→ DATA LISTING:
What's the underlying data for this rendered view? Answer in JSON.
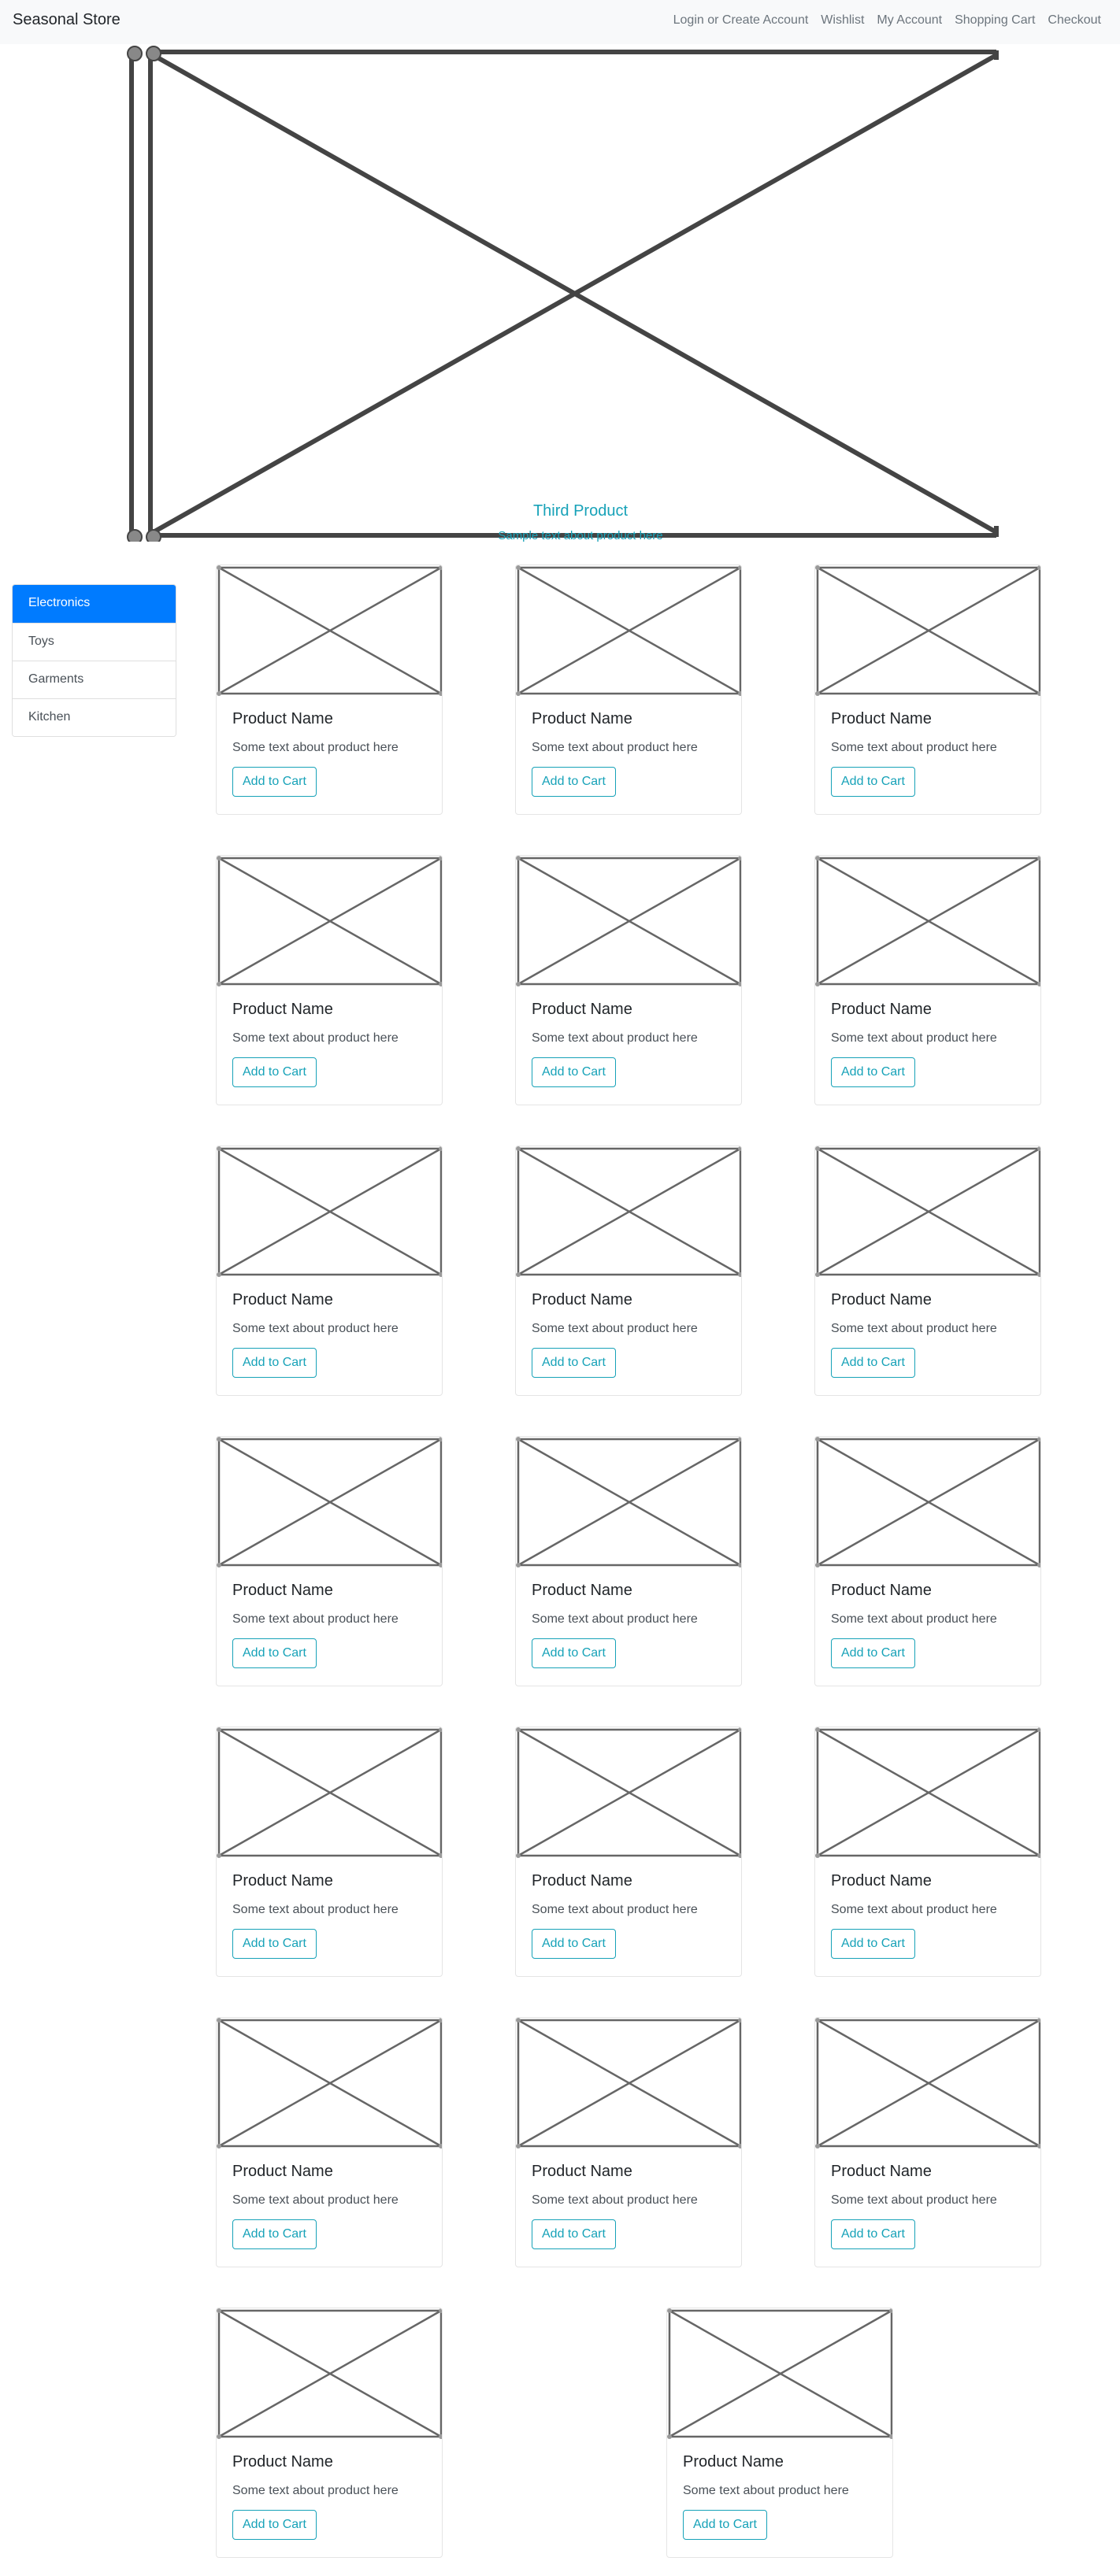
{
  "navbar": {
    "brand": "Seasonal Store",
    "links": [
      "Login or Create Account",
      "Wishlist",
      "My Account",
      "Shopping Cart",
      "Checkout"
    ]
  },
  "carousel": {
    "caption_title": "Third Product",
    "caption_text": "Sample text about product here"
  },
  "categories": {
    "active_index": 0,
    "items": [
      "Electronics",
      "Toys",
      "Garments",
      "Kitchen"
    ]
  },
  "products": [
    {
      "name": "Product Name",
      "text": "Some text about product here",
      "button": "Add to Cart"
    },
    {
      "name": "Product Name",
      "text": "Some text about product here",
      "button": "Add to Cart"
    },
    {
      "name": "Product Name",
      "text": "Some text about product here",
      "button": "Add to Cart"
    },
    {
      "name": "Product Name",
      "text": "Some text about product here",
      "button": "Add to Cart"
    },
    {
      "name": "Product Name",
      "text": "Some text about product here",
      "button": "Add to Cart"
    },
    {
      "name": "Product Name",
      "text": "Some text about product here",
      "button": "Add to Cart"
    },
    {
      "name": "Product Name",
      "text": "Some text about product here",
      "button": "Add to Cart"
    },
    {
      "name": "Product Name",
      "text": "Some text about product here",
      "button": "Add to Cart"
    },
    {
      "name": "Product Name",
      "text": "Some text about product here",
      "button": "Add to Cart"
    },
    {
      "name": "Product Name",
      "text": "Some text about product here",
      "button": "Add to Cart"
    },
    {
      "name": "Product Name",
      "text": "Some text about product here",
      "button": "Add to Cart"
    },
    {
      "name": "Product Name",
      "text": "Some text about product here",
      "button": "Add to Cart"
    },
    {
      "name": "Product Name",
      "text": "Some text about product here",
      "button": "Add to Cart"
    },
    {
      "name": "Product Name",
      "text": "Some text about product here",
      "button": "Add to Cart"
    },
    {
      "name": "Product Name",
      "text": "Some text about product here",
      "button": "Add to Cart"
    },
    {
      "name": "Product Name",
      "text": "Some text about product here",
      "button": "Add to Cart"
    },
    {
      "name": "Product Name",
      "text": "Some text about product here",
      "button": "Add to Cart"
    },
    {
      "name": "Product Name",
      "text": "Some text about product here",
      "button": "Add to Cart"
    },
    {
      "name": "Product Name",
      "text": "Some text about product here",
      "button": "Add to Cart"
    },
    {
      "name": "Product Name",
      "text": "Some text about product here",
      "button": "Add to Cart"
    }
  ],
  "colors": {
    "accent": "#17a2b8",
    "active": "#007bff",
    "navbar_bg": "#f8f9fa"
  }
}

==

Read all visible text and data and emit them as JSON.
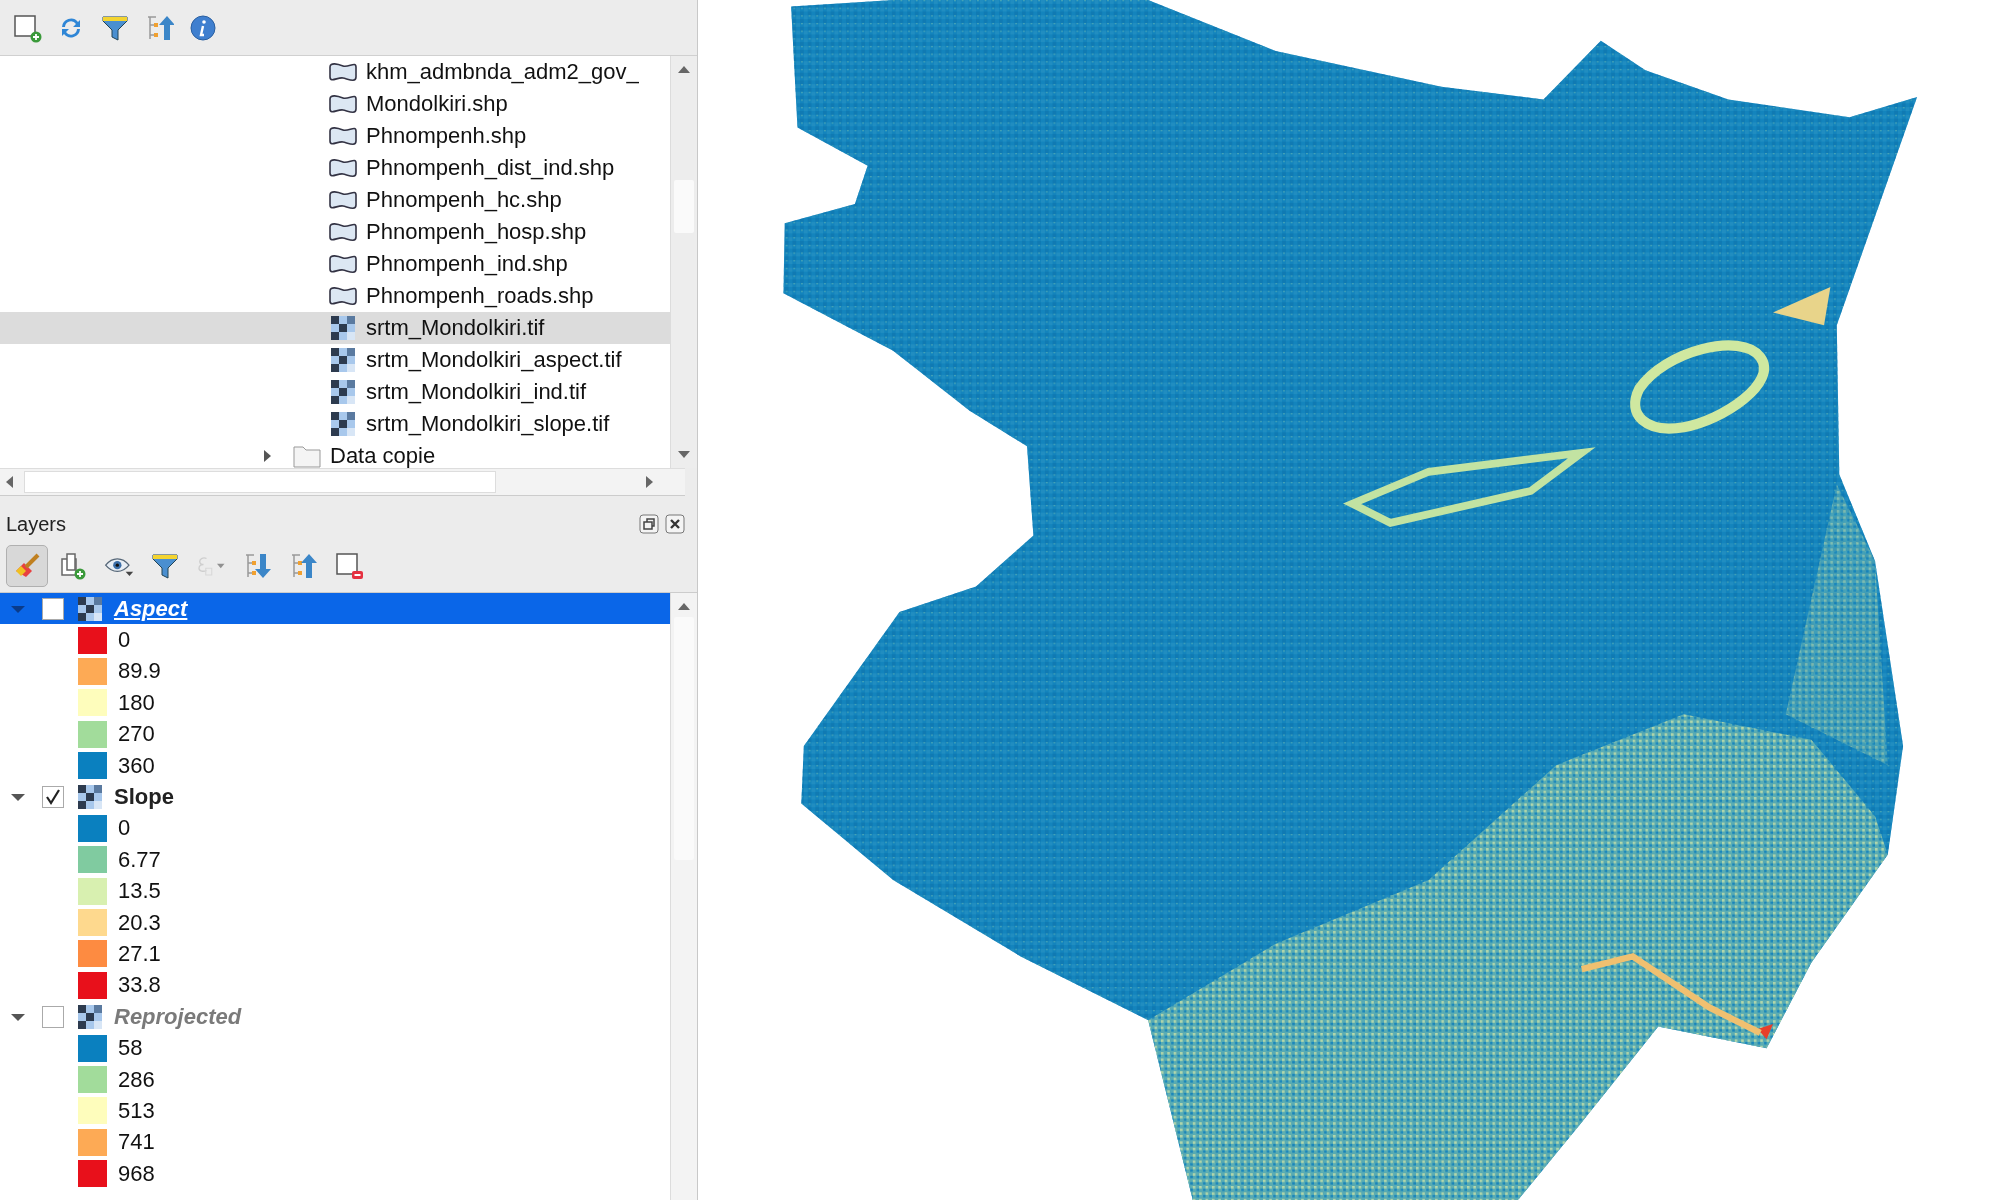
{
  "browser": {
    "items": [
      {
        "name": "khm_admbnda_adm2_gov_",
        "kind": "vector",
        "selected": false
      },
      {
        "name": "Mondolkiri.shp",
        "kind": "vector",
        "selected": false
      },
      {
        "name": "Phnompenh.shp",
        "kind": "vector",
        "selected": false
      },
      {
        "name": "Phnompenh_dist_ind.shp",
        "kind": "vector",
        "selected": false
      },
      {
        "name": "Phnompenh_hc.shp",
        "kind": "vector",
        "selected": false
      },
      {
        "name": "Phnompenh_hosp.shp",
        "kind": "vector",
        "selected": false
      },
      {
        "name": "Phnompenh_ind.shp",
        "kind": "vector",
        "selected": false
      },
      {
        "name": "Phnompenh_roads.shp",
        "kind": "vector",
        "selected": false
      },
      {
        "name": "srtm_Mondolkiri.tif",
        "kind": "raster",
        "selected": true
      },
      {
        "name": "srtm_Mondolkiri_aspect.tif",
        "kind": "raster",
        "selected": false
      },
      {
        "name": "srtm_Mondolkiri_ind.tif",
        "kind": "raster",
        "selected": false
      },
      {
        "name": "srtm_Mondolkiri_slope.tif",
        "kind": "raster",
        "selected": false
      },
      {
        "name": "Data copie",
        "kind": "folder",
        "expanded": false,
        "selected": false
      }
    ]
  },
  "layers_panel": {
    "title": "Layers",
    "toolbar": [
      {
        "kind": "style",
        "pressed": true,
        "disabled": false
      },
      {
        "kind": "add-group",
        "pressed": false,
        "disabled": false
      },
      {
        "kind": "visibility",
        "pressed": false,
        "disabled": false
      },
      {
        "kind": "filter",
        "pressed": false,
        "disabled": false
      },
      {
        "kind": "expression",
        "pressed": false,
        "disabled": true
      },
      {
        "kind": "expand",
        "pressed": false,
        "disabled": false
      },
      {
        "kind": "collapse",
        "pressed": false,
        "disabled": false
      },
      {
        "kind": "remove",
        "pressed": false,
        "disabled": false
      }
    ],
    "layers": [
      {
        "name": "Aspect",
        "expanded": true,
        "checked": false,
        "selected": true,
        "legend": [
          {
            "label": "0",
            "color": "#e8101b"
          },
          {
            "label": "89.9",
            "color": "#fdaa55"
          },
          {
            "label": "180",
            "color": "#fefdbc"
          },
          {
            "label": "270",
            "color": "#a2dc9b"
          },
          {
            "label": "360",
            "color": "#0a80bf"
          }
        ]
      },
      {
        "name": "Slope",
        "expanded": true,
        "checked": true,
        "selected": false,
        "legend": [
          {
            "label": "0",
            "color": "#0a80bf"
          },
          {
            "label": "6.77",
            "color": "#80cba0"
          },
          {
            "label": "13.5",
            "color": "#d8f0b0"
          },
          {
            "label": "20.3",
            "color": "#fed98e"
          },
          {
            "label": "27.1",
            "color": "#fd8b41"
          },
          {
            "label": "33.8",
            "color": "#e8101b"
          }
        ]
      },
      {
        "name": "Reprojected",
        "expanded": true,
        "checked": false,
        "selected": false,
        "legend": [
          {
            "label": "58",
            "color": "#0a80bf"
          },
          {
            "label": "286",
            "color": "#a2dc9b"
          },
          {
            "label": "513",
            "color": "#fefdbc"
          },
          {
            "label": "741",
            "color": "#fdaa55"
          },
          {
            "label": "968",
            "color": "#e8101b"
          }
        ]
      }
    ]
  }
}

→ WHAT YOU HAVE TO DO:
Show, from the listing above, each line that contains the word "JSON".

→ OUTPUT BELOW:
What's the underlying data for this rendered view? Answer in JSON.
Read all visible text and data and emit them as JSON.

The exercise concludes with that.